SUPPLIED DATA:
--

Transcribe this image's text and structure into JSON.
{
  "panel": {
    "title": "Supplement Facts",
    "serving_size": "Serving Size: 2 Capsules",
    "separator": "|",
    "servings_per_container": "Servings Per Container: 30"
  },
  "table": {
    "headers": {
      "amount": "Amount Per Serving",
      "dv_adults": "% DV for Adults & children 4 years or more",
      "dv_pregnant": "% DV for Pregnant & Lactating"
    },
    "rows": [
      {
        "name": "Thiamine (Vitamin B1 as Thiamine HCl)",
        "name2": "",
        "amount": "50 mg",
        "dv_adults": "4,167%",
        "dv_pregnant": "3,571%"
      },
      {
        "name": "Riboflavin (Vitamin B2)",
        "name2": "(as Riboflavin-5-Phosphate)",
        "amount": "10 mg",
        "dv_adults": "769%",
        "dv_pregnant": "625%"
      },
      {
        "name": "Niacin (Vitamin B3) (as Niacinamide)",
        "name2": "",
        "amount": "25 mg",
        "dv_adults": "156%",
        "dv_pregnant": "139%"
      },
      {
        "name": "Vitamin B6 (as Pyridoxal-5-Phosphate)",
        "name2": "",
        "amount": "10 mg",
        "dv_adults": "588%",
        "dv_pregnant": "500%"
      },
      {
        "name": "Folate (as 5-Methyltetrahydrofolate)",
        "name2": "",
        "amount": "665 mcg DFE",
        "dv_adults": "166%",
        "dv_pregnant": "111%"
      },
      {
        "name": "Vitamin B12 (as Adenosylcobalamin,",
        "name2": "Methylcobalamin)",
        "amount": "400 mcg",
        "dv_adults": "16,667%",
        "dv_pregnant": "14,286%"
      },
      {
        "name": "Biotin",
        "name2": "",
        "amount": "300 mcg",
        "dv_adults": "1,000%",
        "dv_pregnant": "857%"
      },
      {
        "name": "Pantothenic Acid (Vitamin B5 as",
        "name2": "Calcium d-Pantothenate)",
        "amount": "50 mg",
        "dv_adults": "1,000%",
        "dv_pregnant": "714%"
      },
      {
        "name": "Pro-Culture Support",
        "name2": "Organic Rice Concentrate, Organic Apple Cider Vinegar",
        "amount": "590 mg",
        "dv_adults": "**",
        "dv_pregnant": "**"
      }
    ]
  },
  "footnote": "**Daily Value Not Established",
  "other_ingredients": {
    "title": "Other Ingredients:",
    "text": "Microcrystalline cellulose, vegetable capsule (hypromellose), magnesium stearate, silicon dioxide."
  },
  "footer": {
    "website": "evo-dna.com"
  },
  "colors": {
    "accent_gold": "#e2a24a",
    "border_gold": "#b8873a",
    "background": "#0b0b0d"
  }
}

--

TASK REQUIREMENTS: Extract from the material all lines containing the string "text".

ANSWER TO THE PROBLEM:
Transcribe this image's text and structure into JSON.
    "text": "Microcrystalline cellulose, vegetable capsule (hypromellose), magnesium stearate, silicon dioxide."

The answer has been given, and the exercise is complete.